◆ EXERCISE DIRECTIONS ◆
Reproduce all of the material exactly as shown.

◆ RECORDS FOR THE TASK ◆
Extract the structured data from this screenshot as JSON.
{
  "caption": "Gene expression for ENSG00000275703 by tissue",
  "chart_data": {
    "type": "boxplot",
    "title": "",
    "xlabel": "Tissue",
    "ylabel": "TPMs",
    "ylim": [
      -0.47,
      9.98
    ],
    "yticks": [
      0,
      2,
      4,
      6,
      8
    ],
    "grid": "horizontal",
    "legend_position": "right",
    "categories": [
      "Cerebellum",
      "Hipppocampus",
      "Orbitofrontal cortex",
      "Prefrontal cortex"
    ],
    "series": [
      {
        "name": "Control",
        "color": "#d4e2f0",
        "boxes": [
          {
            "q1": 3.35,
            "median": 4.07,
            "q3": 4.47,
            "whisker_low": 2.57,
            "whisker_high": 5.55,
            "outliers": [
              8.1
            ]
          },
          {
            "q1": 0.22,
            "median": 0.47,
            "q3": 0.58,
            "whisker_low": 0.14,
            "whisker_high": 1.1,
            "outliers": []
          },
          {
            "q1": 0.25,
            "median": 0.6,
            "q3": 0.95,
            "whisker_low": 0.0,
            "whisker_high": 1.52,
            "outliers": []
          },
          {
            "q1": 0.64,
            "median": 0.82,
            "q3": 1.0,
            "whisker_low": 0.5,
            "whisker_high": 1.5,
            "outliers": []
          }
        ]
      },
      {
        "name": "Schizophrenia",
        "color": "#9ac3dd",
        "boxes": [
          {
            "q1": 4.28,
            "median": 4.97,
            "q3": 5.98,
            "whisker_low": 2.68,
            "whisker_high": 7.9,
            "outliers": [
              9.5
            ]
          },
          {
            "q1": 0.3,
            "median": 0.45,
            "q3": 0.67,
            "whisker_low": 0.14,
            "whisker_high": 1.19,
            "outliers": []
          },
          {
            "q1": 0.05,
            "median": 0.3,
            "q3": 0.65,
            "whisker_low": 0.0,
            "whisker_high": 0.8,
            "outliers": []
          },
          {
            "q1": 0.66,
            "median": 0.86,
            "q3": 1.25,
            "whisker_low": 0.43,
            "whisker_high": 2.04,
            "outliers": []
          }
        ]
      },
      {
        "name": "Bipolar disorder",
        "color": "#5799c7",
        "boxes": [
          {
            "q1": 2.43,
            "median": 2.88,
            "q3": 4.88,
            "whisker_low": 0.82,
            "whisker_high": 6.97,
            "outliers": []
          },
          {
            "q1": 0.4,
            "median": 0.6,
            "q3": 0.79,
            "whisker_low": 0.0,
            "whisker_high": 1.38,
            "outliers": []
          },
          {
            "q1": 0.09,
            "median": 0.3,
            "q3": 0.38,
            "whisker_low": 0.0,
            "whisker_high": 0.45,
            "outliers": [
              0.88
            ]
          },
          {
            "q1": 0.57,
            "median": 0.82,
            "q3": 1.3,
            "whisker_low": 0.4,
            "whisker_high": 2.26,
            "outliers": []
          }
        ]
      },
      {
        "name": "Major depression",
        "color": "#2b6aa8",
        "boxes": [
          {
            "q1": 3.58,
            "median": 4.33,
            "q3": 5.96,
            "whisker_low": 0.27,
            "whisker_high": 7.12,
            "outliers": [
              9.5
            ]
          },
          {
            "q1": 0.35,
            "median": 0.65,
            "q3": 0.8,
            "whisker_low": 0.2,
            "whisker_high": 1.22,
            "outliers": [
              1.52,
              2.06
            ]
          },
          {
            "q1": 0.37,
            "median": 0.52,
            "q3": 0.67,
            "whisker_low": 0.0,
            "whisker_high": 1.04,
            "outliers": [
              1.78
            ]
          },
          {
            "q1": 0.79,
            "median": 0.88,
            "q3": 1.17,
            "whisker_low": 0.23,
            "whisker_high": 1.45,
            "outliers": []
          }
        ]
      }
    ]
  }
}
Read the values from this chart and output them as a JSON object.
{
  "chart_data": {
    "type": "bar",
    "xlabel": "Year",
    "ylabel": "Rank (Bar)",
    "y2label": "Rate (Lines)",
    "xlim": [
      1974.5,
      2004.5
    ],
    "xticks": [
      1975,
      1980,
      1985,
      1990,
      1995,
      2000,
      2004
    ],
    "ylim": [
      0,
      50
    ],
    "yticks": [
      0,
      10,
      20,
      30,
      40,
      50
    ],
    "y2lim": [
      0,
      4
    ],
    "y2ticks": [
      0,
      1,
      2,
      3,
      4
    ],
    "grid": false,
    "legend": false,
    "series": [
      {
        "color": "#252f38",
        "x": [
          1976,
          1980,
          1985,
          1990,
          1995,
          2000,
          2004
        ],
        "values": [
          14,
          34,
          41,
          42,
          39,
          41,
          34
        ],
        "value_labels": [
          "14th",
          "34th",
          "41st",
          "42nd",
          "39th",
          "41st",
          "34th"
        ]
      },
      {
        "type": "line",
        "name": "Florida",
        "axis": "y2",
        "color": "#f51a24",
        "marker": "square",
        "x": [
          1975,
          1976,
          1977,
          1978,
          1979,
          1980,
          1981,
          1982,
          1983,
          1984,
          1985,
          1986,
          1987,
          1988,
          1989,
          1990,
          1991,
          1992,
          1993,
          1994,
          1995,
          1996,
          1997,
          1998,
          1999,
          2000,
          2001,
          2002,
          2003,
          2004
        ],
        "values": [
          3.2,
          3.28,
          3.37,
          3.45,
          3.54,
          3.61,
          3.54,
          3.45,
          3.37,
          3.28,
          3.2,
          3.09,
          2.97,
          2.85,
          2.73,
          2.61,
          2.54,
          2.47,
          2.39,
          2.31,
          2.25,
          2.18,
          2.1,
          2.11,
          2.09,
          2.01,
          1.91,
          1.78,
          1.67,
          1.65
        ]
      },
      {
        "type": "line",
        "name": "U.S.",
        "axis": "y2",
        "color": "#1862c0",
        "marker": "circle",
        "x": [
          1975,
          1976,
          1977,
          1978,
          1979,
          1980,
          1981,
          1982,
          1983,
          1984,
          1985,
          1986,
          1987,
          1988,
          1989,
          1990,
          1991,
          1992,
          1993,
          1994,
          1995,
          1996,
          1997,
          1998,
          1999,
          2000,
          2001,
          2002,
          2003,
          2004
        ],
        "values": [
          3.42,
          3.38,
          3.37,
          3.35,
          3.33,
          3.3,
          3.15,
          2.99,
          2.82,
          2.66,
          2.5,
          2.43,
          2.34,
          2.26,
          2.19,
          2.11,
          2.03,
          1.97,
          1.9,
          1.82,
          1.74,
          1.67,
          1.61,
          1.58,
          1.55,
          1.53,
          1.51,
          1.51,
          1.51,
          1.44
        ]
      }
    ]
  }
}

◆ SOLVED PROBLEM ◆
Extract the structured data from this screenshot as JSON.
{
  "caption": "Gene expression for ENSG00000275703 by tissue",
  "chart_data": {
    "type": "boxplot",
    "title": "",
    "xlabel": "Tissue",
    "ylabel": "TPMs",
    "ylim": [
      -0.47,
      9.98
    ],
    "yticks": [
      0,
      2,
      4,
      6,
      8
    ],
    "grid": "horizontal",
    "legend_position": "right",
    "categories": [
      "Cerebellum",
      "Hipppocampus",
      "Orbitofrontal cortex",
      "Prefrontal cortex"
    ],
    "series": [
      {
        "name": "Control",
        "color": "#d4e2f0",
        "boxes": [
          {
            "q1": 3.35,
            "median": 4.07,
            "q3": 4.47,
            "whisker_low": 2.57,
            "whisker_high": 5.55,
            "outliers": [
              8.1
            ]
          },
          {
            "q1": 0.22,
            "median": 0.47,
            "q3": 0.58,
            "whisker_low": 0.14,
            "whisker_high": 1.1,
            "outliers": []
          },
          {
            "q1": 0.25,
            "median": 0.6,
            "q3": 0.95,
            "whisker_low": 0.0,
            "whisker_high": 1.52,
            "outliers": []
          },
          {
            "q1": 0.64,
            "median": 0.82,
            "q3": 1.0,
            "whisker_low": 0.5,
            "whisker_high": 1.5,
            "outliers": []
          }
        ]
      },
      {
        "name": "Schizophrenia",
        "color": "#9ac3dd",
        "boxes": [
          {
            "q1": 4.28,
            "median": 4.97,
            "q3": 5.98,
            "whisker_low": 2.68,
            "whisker_high": 7.9,
            "outliers": [
              9.5
            ]
          },
          {
            "q1": 0.3,
            "median": 0.45,
            "q3": 0.67,
            "whisker_low": 0.14,
            "whisker_high": 1.19,
            "outliers": []
          },
          {
            "q1": 0.05,
            "median": 0.3,
            "q3": 0.65,
            "whisker_low": 0.0,
            "whisker_high": 0.8,
            "outliers": []
          },
          {
            "q1": 0.66,
            "median": 0.86,
            "q3": 1.25,
            "whisker_low": 0.43,
            "whisker_high": 2.04,
            "outliers": []
          }
        ]
      },
      {
        "name": "Bipolar disorder",
        "color": "#5799c7",
        "boxes": [
          {
            "q1": 2.43,
            "median": 2.88,
            "q3": 4.88,
            "whisker_low": 0.82,
            "whisker_high": 6.97,
            "outliers": []
          },
          {
            "q1": 0.4,
            "median": 0.6,
            "q3": 0.79,
            "whisker_low": 0.0,
            "whisker_high": 1.38,
            "outliers": []
          },
          {
            "q1": 0.09,
            "median": 0.3,
            "q3": 0.38,
            "whisker_low": 0.0,
            "whisker_high": 0.45,
            "outliers": [
              0.88
            ]
          },
          {
            "q1": 0.57,
            "median": 0.82,
            "q3": 1.3,
            "whisker_low": 0.4,
            "whisker_high": 2.26,
            "outliers": []
          }
        ]
      },
      {
        "name": "Major depression",
        "color": "#2b6aa8",
        "boxes": [
          {
            "q1": 3.58,
            "median": 4.33,
            "q3": 5.96,
            "whisker_low": 0.27,
            "whisker_high": 7.12,
            "outliers": [
              9.5
            ]
          },
          {
            "q1": 0.35,
            "median": 0.65,
            "q3": 0.8,
            "whisker_low": 0.2,
            "whisker_high": 1.22,
            "outliers": [
              1.52,
              2.06
            ]
          },
          {
            "q1": 0.37,
            "median": 0.52,
            "q3": 0.67,
            "whisker_low": 0.0,
            "whisker_high": 1.04,
            "outliers": [
              1.78
            ]
          },
          {
            "q1": 0.79,
            "median": 0.88,
            "q3": 1.17,
            "whisker_low": 0.23,
            "whisker_high": 1.45,
            "outliers": []
          }
        ]
      }
    ]
  }
}
Read the values from this chart and output them as a JSON object.
{
  "chart_data": {
    "type": "bar",
    "xlabel": "Year",
    "ylabel": "Rank (Bar)",
    "y2label": "Rate (Lines)",
    "xlim": [
      1974.5,
      2004.5
    ],
    "xticks": [
      1975,
      1980,
      1985,
      1990,
      1995,
      2000,
      2004
    ],
    "ylim": [
      0,
      50
    ],
    "yticks": [
      0,
      10,
      20,
      30,
      40,
      50
    ],
    "y2lim": [
      0,
      4
    ],
    "y2ticks": [
      0,
      1,
      2,
      3,
      4
    ],
    "grid": false,
    "legend": false,
    "series": [
      {
        "color": "#252f38",
        "x": [
          1976,
          1980,
          1985,
          1990,
          1995,
          2000,
          2004
        ],
        "values": [
          14,
          34,
          41,
          42,
          39,
          41,
          34
        ],
        "value_labels": [
          "14th",
          "34th",
          "41st",
          "42nd",
          "39th",
          "41st",
          "34th"
        ]
      },
      {
        "type": "line",
        "name": "Florida",
        "axis": "y2",
        "color": "#f51a24",
        "marker": "square",
        "x": [
          1975,
          1976,
          1977,
          1978,
          1979,
          1980,
          1981,
          1982,
          1983,
          1984,
          1985,
          1986,
          1987,
          1988,
          1989,
          1990,
          1991,
          1992,
          1993,
          1994,
          1995,
          1996,
          1997,
          1998,
          1999,
          2000,
          2001,
          2002,
          2003,
          2004
        ],
        "values": [
          3.2,
          3.28,
          3.37,
          3.45,
          3.54,
          3.61,
          3.54,
          3.45,
          3.37,
          3.28,
          3.2,
          3.09,
          2.97,
          2.85,
          2.73,
          2.61,
          2.54,
          2.47,
          2.39,
          2.31,
          2.25,
          2.18,
          2.1,
          2.11,
          2.09,
          2.01,
          1.91,
          1.78,
          1.67,
          1.65
        ]
      },
      {
        "type": "line",
        "name": "U.S.",
        "axis": "y2",
        "color": "#1862c0",
        "marker": "circle",
        "x": [
          1975,
          1976,
          1977,
          1978,
          1979,
          1980,
          1981,
          1982,
          1983,
          1984,
          1985,
          1986,
          1987,
          1988,
          1989,
          1990,
          1991,
          1992,
          1993,
          1994,
          1995,
          1996,
          1997,
          1998,
          1999,
          2000,
          2001,
          2002,
          2003,
          2004
        ],
        "values": [
          3.42,
          3.38,
          3.37,
          3.35,
          3.33,
          3.3,
          3.15,
          2.99,
          2.82,
          2.66,
          2.5,
          2.43,
          2.34,
          2.26,
          2.19,
          2.11,
          2.03,
          1.97,
          1.9,
          1.82,
          1.74,
          1.67,
          1.61,
          1.58,
          1.55,
          1.53,
          1.51,
          1.51,
          1.51,
          1.44
        ]
      }
    ]
  }
}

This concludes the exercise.